**Exercise materials:**

::::

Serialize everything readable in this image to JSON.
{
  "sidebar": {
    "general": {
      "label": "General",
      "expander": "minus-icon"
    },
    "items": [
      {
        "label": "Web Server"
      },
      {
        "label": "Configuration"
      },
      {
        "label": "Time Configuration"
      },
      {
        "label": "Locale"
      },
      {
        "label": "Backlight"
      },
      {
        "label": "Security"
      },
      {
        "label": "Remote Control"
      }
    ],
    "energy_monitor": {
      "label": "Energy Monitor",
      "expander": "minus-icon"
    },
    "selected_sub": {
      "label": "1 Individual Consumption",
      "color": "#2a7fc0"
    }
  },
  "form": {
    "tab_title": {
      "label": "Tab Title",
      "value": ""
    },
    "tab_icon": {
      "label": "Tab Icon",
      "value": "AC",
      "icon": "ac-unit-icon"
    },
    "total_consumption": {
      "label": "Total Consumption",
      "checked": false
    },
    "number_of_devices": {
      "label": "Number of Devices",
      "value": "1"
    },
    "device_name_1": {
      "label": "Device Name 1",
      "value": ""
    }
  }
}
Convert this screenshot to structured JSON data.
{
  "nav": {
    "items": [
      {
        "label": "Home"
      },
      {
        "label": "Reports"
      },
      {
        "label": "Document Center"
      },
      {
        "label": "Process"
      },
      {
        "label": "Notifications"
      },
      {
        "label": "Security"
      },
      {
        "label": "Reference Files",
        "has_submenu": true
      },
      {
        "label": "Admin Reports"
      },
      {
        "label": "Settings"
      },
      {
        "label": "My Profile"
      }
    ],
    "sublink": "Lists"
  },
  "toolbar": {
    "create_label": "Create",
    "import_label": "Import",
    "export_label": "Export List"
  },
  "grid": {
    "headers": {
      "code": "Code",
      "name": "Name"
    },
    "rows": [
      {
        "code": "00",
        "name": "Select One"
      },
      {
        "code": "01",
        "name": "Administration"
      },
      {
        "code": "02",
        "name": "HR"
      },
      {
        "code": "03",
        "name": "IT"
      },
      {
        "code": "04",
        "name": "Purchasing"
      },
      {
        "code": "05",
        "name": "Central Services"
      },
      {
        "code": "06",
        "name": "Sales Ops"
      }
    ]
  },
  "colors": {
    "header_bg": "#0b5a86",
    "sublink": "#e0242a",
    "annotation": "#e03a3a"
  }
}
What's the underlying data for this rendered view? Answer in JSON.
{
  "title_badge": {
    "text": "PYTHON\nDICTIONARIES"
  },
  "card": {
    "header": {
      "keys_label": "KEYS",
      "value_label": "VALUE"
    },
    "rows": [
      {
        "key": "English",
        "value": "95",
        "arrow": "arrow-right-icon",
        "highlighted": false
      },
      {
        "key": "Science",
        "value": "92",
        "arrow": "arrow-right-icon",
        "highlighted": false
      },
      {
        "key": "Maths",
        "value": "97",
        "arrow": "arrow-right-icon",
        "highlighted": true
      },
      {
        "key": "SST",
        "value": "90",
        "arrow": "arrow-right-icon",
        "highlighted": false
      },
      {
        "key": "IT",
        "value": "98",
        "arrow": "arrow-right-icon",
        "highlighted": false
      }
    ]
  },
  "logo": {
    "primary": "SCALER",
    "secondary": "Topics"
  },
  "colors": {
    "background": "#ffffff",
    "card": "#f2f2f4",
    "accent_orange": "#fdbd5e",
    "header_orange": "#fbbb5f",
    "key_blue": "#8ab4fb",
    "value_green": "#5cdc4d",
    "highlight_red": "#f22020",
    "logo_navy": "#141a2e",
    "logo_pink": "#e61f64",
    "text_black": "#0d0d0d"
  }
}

::::

**Work instructions:** Make a list of all lines in the data that contain "Configuration".

**Solution for this problem:**
        "label": "Configuration"
        "label": "Time Configuration"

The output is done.